**MATERIAL FOR THIS TASK:**

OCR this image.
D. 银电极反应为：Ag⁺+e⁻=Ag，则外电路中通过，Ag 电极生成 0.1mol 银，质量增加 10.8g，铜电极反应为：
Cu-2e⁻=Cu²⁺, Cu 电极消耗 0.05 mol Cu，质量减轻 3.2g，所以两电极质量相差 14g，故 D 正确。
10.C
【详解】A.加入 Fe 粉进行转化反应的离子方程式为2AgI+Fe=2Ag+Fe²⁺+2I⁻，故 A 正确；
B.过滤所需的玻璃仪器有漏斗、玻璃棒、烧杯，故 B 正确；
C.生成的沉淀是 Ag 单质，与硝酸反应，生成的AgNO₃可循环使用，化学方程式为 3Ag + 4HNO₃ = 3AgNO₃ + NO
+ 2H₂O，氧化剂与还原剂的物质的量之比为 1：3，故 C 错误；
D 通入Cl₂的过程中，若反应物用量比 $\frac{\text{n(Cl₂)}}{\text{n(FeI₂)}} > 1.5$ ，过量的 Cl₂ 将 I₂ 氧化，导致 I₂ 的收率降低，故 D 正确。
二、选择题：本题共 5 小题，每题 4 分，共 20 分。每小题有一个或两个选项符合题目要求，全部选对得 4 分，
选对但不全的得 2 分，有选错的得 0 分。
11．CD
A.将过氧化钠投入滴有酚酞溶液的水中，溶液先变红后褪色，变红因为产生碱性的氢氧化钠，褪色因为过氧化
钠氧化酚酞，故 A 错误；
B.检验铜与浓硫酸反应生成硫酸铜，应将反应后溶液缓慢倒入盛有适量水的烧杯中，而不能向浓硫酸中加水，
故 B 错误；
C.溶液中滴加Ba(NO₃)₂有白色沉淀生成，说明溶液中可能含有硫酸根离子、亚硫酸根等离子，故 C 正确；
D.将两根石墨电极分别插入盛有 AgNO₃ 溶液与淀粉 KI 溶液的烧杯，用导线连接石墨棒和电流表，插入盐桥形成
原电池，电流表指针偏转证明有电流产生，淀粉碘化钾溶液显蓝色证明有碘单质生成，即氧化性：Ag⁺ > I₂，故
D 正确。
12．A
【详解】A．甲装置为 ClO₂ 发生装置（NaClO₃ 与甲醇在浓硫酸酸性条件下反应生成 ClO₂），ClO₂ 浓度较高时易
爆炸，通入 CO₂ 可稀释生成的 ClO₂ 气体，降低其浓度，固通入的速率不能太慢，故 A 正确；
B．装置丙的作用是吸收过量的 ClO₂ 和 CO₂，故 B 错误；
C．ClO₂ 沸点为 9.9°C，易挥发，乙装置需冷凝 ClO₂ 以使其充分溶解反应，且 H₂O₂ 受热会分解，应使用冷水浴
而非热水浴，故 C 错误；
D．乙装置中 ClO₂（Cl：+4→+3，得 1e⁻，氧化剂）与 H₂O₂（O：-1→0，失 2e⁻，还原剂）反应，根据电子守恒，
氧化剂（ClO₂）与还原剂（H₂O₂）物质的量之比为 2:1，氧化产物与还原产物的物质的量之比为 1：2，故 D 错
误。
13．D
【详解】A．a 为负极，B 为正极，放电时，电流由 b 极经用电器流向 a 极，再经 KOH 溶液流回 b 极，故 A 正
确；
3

**WORK TO DO:**
Retype all of the data shown above, word for word.

**TASK OUTPUT:**
OCR this image.
D. 银电极反应为：Ag⁺+e⁻=Ag，则外电路中通过，Ag 电极生成 0.1mol 银，质量增加 10.8g，铜电极反应为：
Cu-2e⁻=Cu²⁺, Cu 电极消耗 0.05 mol Cu，质量减轻 3.2g，所以两电极质量相差 14g，故 D 正确。
10.C
【详解】A.加入 Fe 粉进行转化反应的离子方程式为2AgI+Fe=2Ag+Fe²⁺+2I⁻，故 A 正确；
B.过滤所需的玻璃仪器有漏斗、玻璃棒、烧杯，故 B 正确；
C.生成的沉淀是 Ag 单质，与硝酸反应，生成的AgNO₃可循环使用，化学方程式为 3Ag + 4HNO₃ = 3AgNO₃ + NO
+ 2H₂O，氧化剂与还原剂的物质的量之比为 1：3，故 C 错误；
D 通入Cl₂的过程中，若反应物用量比 $\frac{\text{n(Cl₂)}}{\text{n(FeI₂)}} > 1.5$ ，过量的 Cl₂ 将 I₂ 氧化，导致 I₂ 的收率降低，故 D 正确。
二、选择题：本题共 5 小题，每题 4 分，共 20 分。每小题有一个或两个选项符合题目要求，全部选对得 4 分，
选对但不全的得 2 分，有选错的得 0 分。
11．CD
A.将过氧化钠投入滴有酚酞溶液的水中，溶液先变红后褪色，变红因为产生碱性的氢氧化钠，褪色因为过氧化
钠氧化酚酞，故 A 错误；
B.检验铜与浓硫酸反应生成硫酸铜，应将反应后溶液缓慢倒入盛有适量水的烧杯中，而不能向浓硫酸中加水，
故 B 错误；
C.溶液中滴加Ba(NO₃)₂有白色沉淀生成，说明溶液中可能含有硫酸根离子、亚硫酸根等离子，故 C 正确；
D.将两根石墨电极分别插入盛有 AgNO₃ 溶液与淀粉 KI 溶液的烧杯，用导线连接石墨棒和电流表，插入盐桥形成
原电池，电流表指针偏转证明有电流产生，淀粉碘化钾溶液显蓝色证明有碘单质生成，即氧化性：Ag⁺ > I₂，故
D 正确。
12．A
【详解】A．甲装置为 ClO₂ 发生装置（NaClO₃ 与甲醇在浓硫酸酸性条件下反应生成 ClO₂），ClO₂ 浓度较高时易
爆炸，通入 CO₂ 可稀释生成的 ClO₂ 气体，降低其浓度，固通入的速率不能太慢，故 A 正确；
B．装置丙的作用是吸收过量的 ClO₂ 和 CO₂，故 B 错误；
C．ClO₂ 沸点为 9.9°C，易挥发，乙装置需冷凝 ClO₂ 以使其充分溶解反应，且 H₂O₂ 受热会分解，应使用冷水浴
而非热水浴，故 C 错误；
D．乙装置中 ClO₂（Cl：+4→+3，得 1e⁻，氧化剂）与 H₂O₂（O：-1→0，失 2e⁻，还原剂）反应，根据电子守恒，
氧化剂（ClO₂）与还原剂（H₂O₂）物质的量之比为 2:1，氧化产物与还原产物的物质的量之比为 1：2，故 D 错
误。
13．D
【详解】A．a 为负极，B 为正极，放电时，电流由 b 极经用电器流向 a 极，再经 KOH 溶液流回 b 极，故 A 正
确；
3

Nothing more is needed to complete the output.